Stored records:

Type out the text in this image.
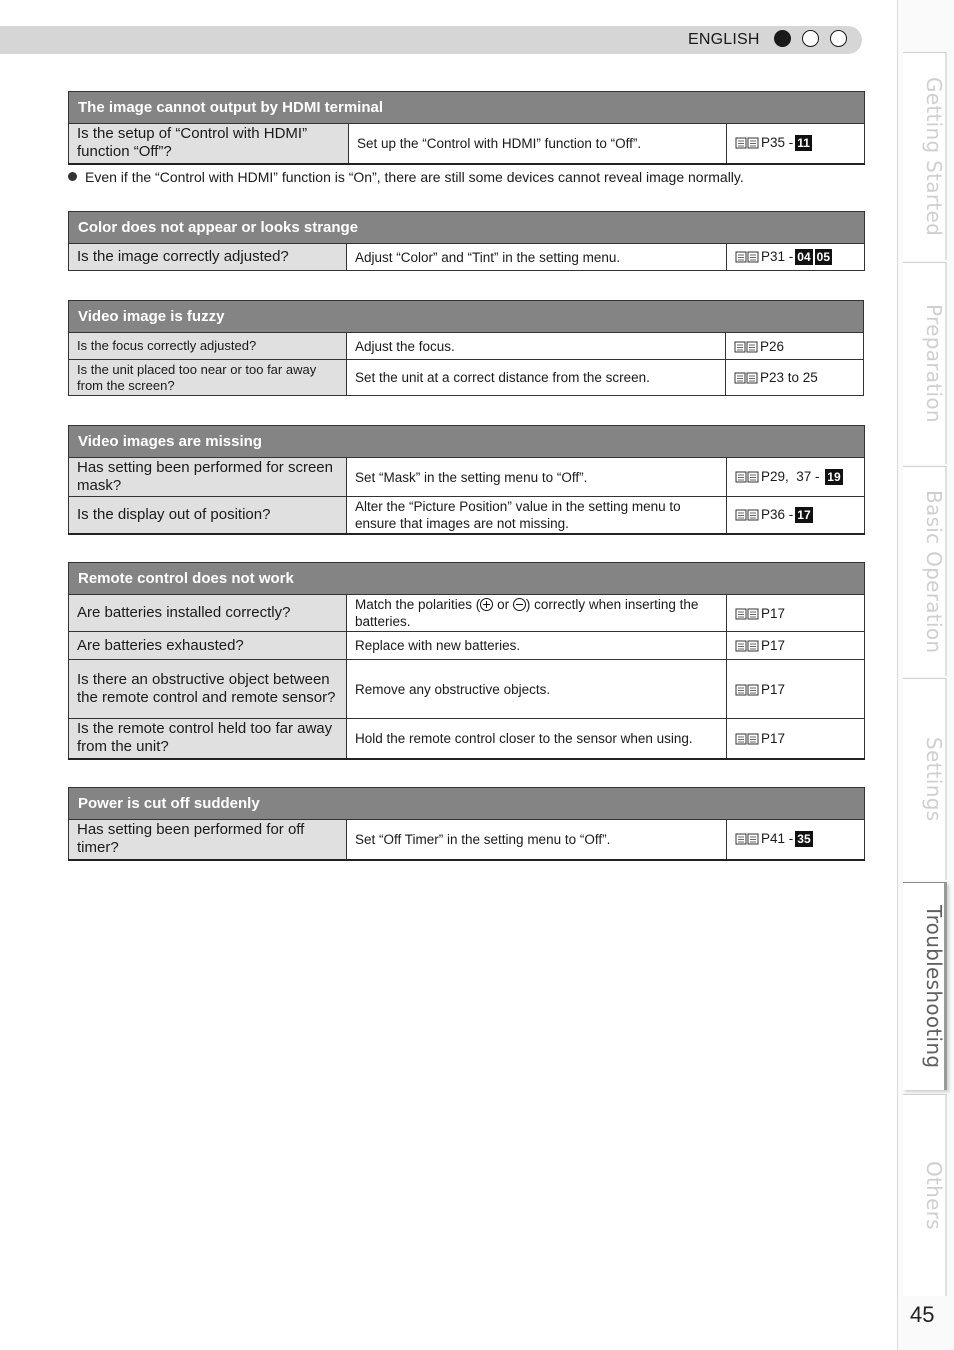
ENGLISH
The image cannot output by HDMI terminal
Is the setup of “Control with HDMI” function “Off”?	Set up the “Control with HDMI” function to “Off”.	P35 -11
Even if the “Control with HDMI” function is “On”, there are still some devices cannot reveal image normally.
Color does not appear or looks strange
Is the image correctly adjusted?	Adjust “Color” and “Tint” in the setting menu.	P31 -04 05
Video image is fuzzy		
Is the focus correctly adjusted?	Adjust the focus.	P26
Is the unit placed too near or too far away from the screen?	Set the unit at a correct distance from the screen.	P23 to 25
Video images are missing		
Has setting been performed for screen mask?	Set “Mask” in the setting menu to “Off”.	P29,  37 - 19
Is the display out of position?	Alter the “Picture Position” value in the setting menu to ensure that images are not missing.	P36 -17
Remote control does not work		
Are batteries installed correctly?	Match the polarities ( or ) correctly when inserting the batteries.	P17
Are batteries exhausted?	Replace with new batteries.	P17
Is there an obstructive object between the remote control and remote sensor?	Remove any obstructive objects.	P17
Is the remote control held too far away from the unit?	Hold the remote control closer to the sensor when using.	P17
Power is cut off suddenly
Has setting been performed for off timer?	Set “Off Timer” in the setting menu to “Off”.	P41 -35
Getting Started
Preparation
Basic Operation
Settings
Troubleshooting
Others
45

## The task:
Transcribe the records verbatim and omit the images.

## Task response:
Type out the text in this image.
ENGLISH
The image cannot output by HDMI terminal
Is the setup of “Control with HDMI” function “Off”?	Set up the “Control with HDMI” function to “Off”.	P35 -11
Even if the “Control with HDMI” function is “On”, there are still some devices cannot reveal image normally.
Color does not appear or looks strange
Is the image correctly adjusted?	Adjust “Color” and “Tint” in the setting menu.	P31 -04 05
Video image is fuzzy		
Is the focus correctly adjusted?	Adjust the focus.	P26
Is the unit placed too near or too far away from the screen?	Set the unit at a correct distance from the screen.	P23 to 25
Video images are missing		
Has setting been performed for screen mask?	Set “Mask” in the setting menu to “Off”.	P29,  37 - 19
Is the display out of position?	Alter the “Picture Position” value in the setting menu to ensure that images are not missing.	P36 -17
Remote control does not work		
Are batteries installed correctly?	Match the polarities ( or ) correctly when inserting the batteries.	P17
Are batteries exhausted?	Replace with new batteries.	P17
Is there an obstructive object between the remote control and remote sensor?	Remove any obstructive objects.	P17
Is the remote control held too far away from the unit?	Hold the remote control closer to the sensor when using.	P17
Power is cut off suddenly
Has setting been performed for off timer?	Set “Off Timer” in the setting menu to “Off”.	P41 -35
Getting Started
Preparation
Basic Operation
Settings
Troubleshooting
Others
45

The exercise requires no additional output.